**Goal**: Select the lines of the records containing the word "status" and list them.

Data items:
▼
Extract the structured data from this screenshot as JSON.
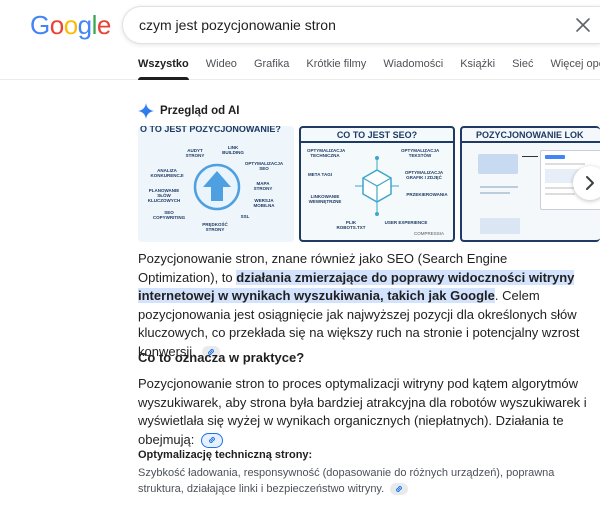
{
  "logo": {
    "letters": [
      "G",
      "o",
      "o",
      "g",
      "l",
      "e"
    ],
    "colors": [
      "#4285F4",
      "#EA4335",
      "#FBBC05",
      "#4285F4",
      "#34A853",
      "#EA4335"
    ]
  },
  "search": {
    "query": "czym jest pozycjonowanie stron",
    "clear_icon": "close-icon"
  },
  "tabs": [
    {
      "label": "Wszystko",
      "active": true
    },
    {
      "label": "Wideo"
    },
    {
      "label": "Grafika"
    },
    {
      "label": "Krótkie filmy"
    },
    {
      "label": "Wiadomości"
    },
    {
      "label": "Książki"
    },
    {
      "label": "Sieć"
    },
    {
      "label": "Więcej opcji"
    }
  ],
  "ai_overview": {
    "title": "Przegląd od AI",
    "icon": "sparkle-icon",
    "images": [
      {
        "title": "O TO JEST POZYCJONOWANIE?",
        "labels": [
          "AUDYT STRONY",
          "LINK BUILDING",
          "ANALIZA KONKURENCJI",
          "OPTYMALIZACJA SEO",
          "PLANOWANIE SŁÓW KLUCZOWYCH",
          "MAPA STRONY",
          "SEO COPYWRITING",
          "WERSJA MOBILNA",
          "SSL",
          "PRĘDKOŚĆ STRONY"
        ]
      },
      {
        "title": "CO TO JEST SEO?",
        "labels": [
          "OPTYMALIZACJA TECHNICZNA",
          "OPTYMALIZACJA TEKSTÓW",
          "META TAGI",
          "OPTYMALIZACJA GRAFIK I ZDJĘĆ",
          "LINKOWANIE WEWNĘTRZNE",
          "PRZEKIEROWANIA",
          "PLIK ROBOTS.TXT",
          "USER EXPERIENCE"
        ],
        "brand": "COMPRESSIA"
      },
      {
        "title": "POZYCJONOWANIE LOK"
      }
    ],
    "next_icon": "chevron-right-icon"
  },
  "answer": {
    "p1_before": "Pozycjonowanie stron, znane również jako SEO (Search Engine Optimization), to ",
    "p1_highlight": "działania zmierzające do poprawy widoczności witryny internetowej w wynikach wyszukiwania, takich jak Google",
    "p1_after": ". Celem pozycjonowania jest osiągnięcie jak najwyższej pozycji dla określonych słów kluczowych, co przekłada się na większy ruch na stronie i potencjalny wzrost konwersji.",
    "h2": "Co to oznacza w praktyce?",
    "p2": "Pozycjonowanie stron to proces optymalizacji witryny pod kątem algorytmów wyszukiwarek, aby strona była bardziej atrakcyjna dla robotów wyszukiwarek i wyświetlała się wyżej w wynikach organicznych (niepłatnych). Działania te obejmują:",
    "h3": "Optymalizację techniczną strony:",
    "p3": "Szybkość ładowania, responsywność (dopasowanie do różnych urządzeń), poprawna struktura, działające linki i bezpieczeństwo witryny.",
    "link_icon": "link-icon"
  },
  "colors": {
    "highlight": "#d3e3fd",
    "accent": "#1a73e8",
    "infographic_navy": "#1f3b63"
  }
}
▲
▼
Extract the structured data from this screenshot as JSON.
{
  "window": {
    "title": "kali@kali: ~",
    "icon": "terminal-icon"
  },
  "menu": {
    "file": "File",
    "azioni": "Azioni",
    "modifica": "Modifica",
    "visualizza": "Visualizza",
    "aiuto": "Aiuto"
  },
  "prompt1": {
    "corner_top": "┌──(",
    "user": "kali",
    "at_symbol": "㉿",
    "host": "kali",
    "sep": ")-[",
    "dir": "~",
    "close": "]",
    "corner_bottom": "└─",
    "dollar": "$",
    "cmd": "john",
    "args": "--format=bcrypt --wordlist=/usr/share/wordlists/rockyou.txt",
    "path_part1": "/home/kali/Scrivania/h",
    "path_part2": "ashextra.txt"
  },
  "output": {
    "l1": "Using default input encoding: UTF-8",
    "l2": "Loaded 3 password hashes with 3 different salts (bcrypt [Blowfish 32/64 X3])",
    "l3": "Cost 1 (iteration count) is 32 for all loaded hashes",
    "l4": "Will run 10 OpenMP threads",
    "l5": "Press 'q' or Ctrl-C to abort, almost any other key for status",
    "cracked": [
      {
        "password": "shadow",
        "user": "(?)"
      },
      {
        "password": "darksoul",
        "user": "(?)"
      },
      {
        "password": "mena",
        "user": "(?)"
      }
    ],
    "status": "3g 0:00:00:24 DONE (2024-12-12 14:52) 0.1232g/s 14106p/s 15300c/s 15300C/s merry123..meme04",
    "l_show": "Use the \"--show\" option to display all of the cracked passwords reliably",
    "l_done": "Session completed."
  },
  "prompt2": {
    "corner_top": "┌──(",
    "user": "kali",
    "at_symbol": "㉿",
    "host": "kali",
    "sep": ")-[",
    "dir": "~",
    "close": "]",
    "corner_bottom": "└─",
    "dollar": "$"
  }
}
▲
**The answer**:
    "l5": "Press 'q' or Ctrl-C to abort, almost any other key for status",
    "status": "3g 0:00:00:24 DONE (2024-12-12 14:52) 0.1232g/s 14106p/s 15300c/s 15300C/s merry123..meme04",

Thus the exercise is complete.